## Supplied material
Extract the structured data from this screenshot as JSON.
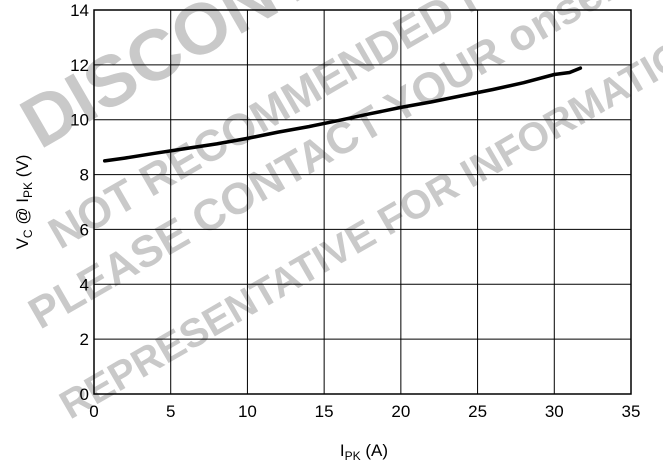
{
  "chart_data": {
    "type": "line",
    "title": "",
    "xlabel": {
      "main": "I",
      "sub": "PK",
      "tail": " (A)"
    },
    "ylabel": {
      "v": "V",
      "c_sub": "C",
      "at": " @ I",
      "pk_sub": "PK",
      "tail": " (V)"
    },
    "xlim": [
      0,
      35
    ],
    "ylim": [
      0,
      14
    ],
    "x_ticks": [
      0,
      5,
      10,
      15,
      20,
      25,
      30,
      35
    ],
    "y_ticks": [
      0,
      2,
      4,
      6,
      8,
      10,
      12,
      14
    ],
    "grid": true,
    "series": [
      {
        "x": [
          0.7,
          2,
          4,
          6,
          8,
          10,
          12,
          14,
          16,
          18,
          20,
          22,
          24,
          26,
          28,
          30,
          31,
          31.7
        ],
        "y": [
          8.5,
          8.6,
          8.78,
          8.95,
          9.12,
          9.32,
          9.55,
          9.75,
          9.98,
          10.22,
          10.45,
          10.65,
          10.88,
          11.1,
          11.35,
          11.65,
          11.72,
          11.88
        ]
      }
    ]
  },
  "watermark": {
    "lines": [
      "DISCONTINUED",
      "NOT RECOMMENDED FOR NEW DESIGN",
      "PLEASE CONTACT YOUR onsemi",
      "REPRESENTATIVE FOR INFORMATION"
    ]
  }
}
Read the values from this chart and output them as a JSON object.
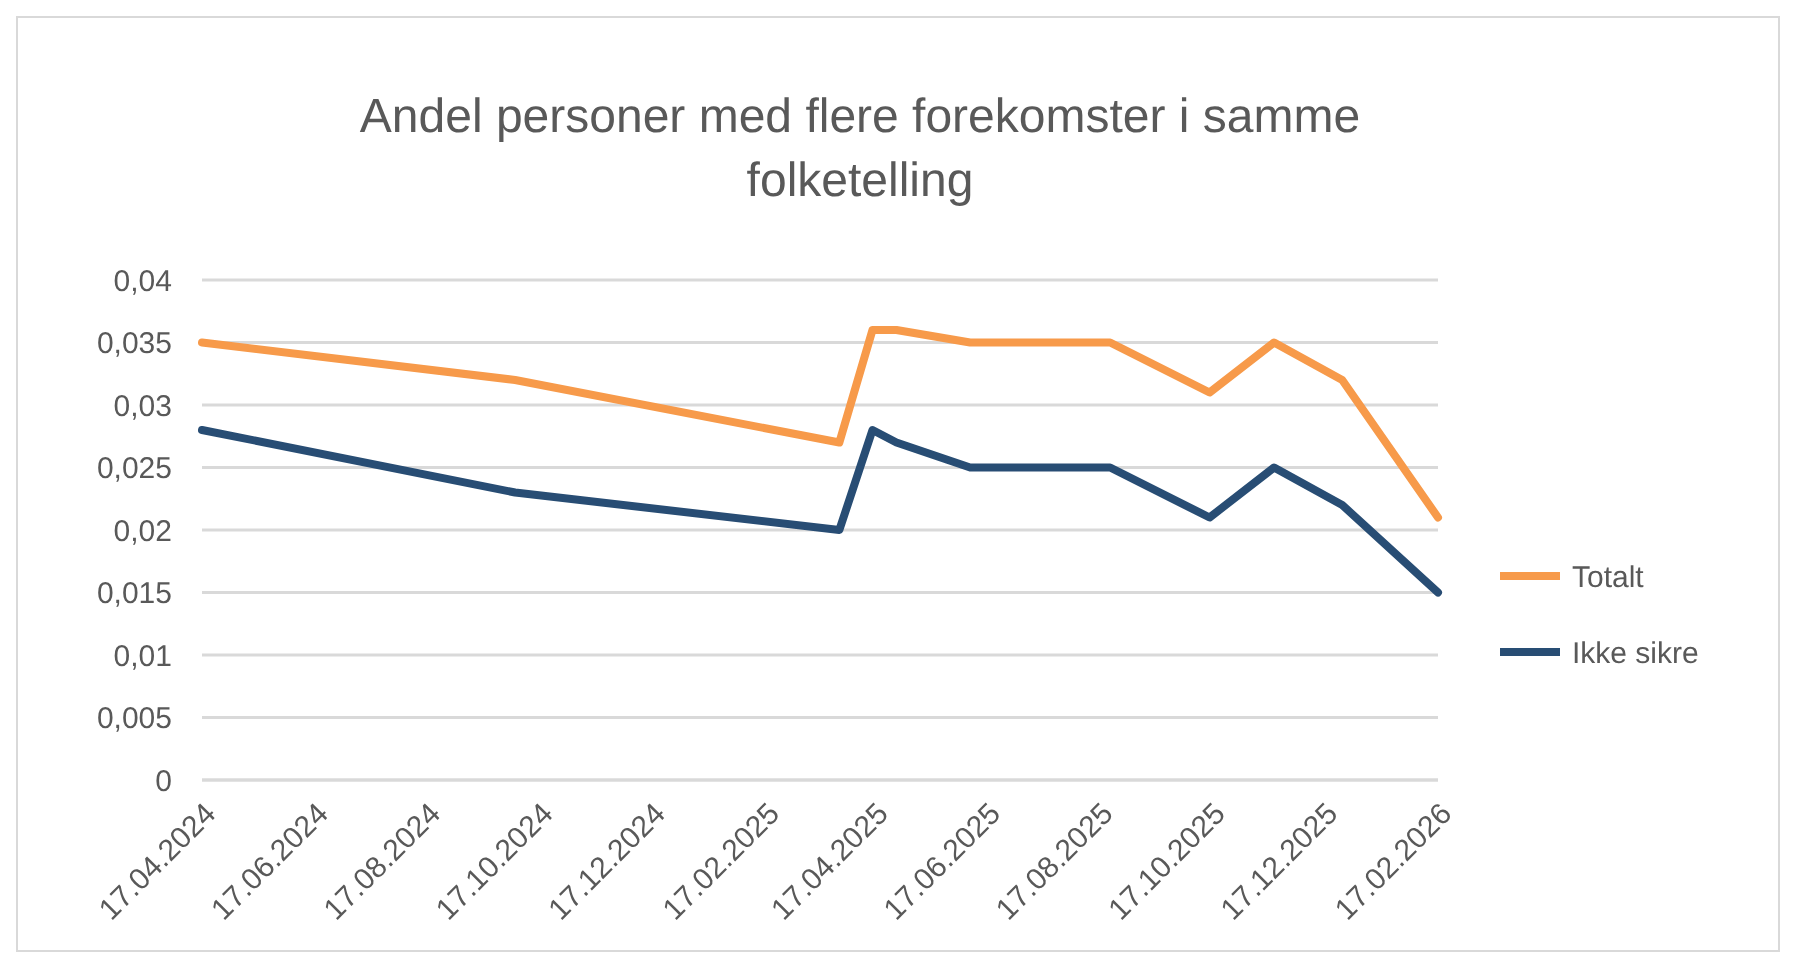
{
  "chart_data": {
    "type": "line",
    "title": "Andel personer med flere forekomster i samme folketelling",
    "x": [
      "2024-04-17",
      "2024-10-04",
      "2025-03-29",
      "2025-04-16",
      "2025-04-29",
      "2025-06-08",
      "2025-08-23",
      "2025-10-16",
      "2025-11-20",
      "2025-12-27",
      "2026-02-17"
    ],
    "series": [
      {
        "name": "Totalt",
        "color": "#f79a4a",
        "values": [
          0.035,
          0.032,
          0.027,
          0.036,
          0.036,
          0.035,
          0.035,
          0.031,
          0.035,
          0.032,
          0.021
        ]
      },
      {
        "name": "Ikke sikre",
        "color": "#284d74",
        "values": [
          0.028,
          0.023,
          0.02,
          0.028,
          0.027,
          0.025,
          0.025,
          0.021,
          0.025,
          0.022,
          0.015
        ]
      }
    ],
    "xlim": [
      "2024-04-17",
      "2026-02-17"
    ],
    "xticks": [
      {
        "value": "2024-04-17",
        "label": "17.04.2024"
      },
      {
        "value": "2024-06-17",
        "label": "17.06.2024"
      },
      {
        "value": "2024-08-17",
        "label": "17.08.2024"
      },
      {
        "value": "2024-10-17",
        "label": "17.10.2024"
      },
      {
        "value": "2024-12-17",
        "label": "17.12.2024"
      },
      {
        "value": "2025-02-17",
        "label": "17.02.2025"
      },
      {
        "value": "2025-04-17",
        "label": "17.04.2025"
      },
      {
        "value": "2025-06-17",
        "label": "17.06.2025"
      },
      {
        "value": "2025-08-17",
        "label": "17.08.2025"
      },
      {
        "value": "2025-10-17",
        "label": "17.10.2025"
      },
      {
        "value": "2025-12-17",
        "label": "17.12.2025"
      },
      {
        "value": "2026-02-17",
        "label": "17.02.2026"
      }
    ],
    "ylim": [
      0,
      0.04
    ],
    "yticks": [
      {
        "value": 0,
        "label": "0"
      },
      {
        "value": 0.005,
        "label": "0,005"
      },
      {
        "value": 0.01,
        "label": "0,01"
      },
      {
        "value": 0.015,
        "label": "0,015"
      },
      {
        "value": 0.02,
        "label": "0,02"
      },
      {
        "value": 0.025,
        "label": "0,025"
      },
      {
        "value": 0.03,
        "label": "0,03"
      },
      {
        "value": 0.035,
        "label": "0,035"
      },
      {
        "value": 0.04,
        "label": "0,04"
      }
    ],
    "grid": "y",
    "legend": "right",
    "marker": "none",
    "line_style": "solid"
  }
}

## What this task involves
Locate and copy each line in the data above that includes the word "from".

## Response to the task
Extract the structured data from this screenshot as JSON.
Read the values from this chart and output them as a JSON object.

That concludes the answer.